MATERIAL PROPORCIONADO
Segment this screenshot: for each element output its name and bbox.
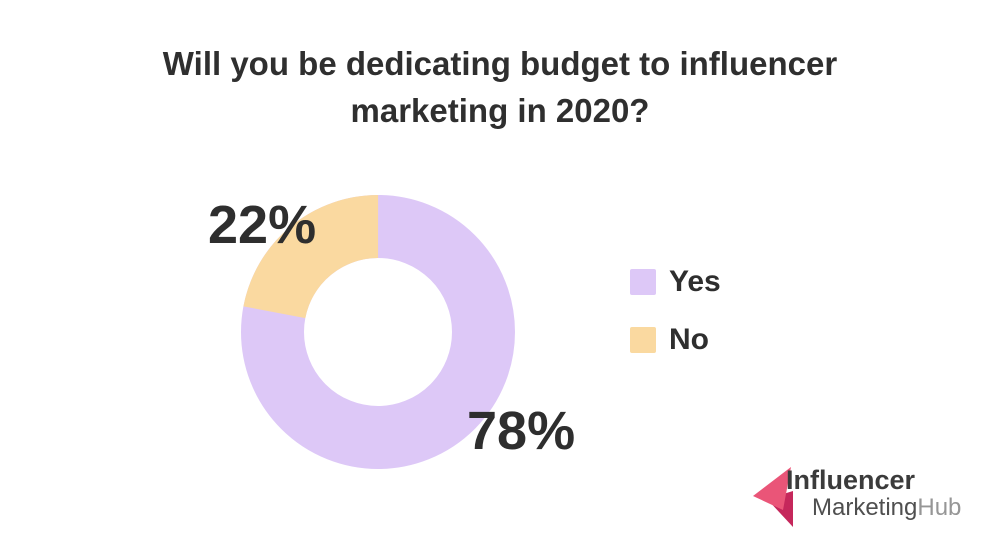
logo-brand-bottom: MarketingHub <box>812 495 961 520</box>
chart-title-line-2: marketing in 2020? <box>350 92 650 129</box>
logo-wordmark: Influencer MarketingHub <box>786 465 961 521</box>
chart-title-line-1: Will you be dedicating budget to influen… <box>162 45 838 82</box>
chart-title: Will you be dedicating budget to influen… <box>0 40 1000 134</box>
logo-arrow-light-head <box>753 467 791 510</box>
brand-logo: Influencer MarketingHub <box>753 464 983 530</box>
logo-brand-marketing: Marketing <box>812 494 918 521</box>
data-label-no: 22% <box>208 195 317 255</box>
data-label-yes: 78% <box>467 401 576 461</box>
legend-item-no: No <box>630 323 721 356</box>
legend-label-no: No <box>669 323 709 356</box>
legend-label-yes: Yes <box>669 265 721 298</box>
legend: Yes No <box>630 265 721 356</box>
donut-chart <box>241 195 515 469</box>
legend-swatch-yes <box>630 269 656 295</box>
logo-arrow-icon <box>753 467 793 527</box>
donut-segment-no <box>241 195 515 469</box>
logo-brand-hub: Hub <box>917 494 962 521</box>
logo-brand-top: Influencer <box>786 465 916 495</box>
legend-item-yes: Yes <box>630 265 721 298</box>
legend-swatch-no <box>630 327 656 353</box>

QUÉ HACER
Presenta como lista numerada todas las filas, desde la que contiene "logo-brand-bottom: MarketingHub <box>812" hasta la que contiene "logo-wordmark: Influencer MarketingHub", ambas incluidas, sin dejar líneas en blanco.

SOLUCIÓN
1. logo-brand-bottom: MarketingHub <box>812 495 961 520</box>
2. chart-title-line-2: marketing in 2020? <box>350 92 650 129</box>
3. logo-wordmark: Influencer MarketingHub <box>786 465 961 521</box>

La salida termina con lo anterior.